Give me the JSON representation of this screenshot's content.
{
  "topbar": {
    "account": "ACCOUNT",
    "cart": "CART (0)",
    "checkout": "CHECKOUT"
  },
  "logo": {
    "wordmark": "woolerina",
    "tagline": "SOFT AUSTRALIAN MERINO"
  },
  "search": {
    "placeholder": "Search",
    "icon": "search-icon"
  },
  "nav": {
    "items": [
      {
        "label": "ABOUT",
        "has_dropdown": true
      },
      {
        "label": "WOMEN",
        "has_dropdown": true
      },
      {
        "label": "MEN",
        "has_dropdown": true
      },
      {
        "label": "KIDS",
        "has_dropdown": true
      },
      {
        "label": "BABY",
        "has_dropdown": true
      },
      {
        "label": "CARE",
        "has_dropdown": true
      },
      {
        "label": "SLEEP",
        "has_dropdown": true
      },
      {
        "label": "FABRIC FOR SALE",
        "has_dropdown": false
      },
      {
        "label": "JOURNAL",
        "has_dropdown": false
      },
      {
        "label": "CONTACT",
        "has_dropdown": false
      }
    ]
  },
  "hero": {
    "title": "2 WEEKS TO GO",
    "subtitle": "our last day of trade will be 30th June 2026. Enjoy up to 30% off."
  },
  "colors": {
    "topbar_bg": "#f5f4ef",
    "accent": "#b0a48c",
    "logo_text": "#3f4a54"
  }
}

§

• PROBLEM STATEMENT:
Please set down all the data word for word.

• RESPONSE FOR THIS EXERCISE:
Give me the JSON representation of this screenshot's content.
{
  "topbar": {
    "account": "ACCOUNT",
    "cart": "CART (0)",
    "checkout": "CHECKOUT"
  },
  "logo": {
    "wordmark": "woolerina",
    "tagline": "SOFT AUSTRALIAN MERINO"
  },
  "search": {
    "placeholder": "Search",
    "icon": "search-icon"
  },
  "nav": {
    "items": [
      {
        "label": "ABOUT",
        "has_dropdown": true
      },
      {
        "label": "WOMEN",
        "has_dropdown": true
      },
      {
        "label": "MEN",
        "has_dropdown": true
      },
      {
        "label": "KIDS",
        "has_dropdown": true
      },
      {
        "label": "BABY",
        "has_dropdown": true
      },
      {
        "label": "CARE",
        "has_dropdown": true
      },
      {
        "label": "SLEEP",
        "has_dropdown": true
      },
      {
        "label": "FABRIC FOR SALE",
        "has_dropdown": false
      },
      {
        "label": "JOURNAL",
        "has_dropdown": false
      },
      {
        "label": "CONTACT",
        "has_dropdown": false
      }
    ]
  },
  "hero": {
    "title": "2 WEEKS TO GO",
    "subtitle": "our last day of trade will be 30th June 2026. Enjoy up to 30% off."
  },
  "colors": {
    "topbar_bg": "#f5f4ef",
    "accent": "#b0a48c",
    "logo_text": "#3f4a54"
  }
}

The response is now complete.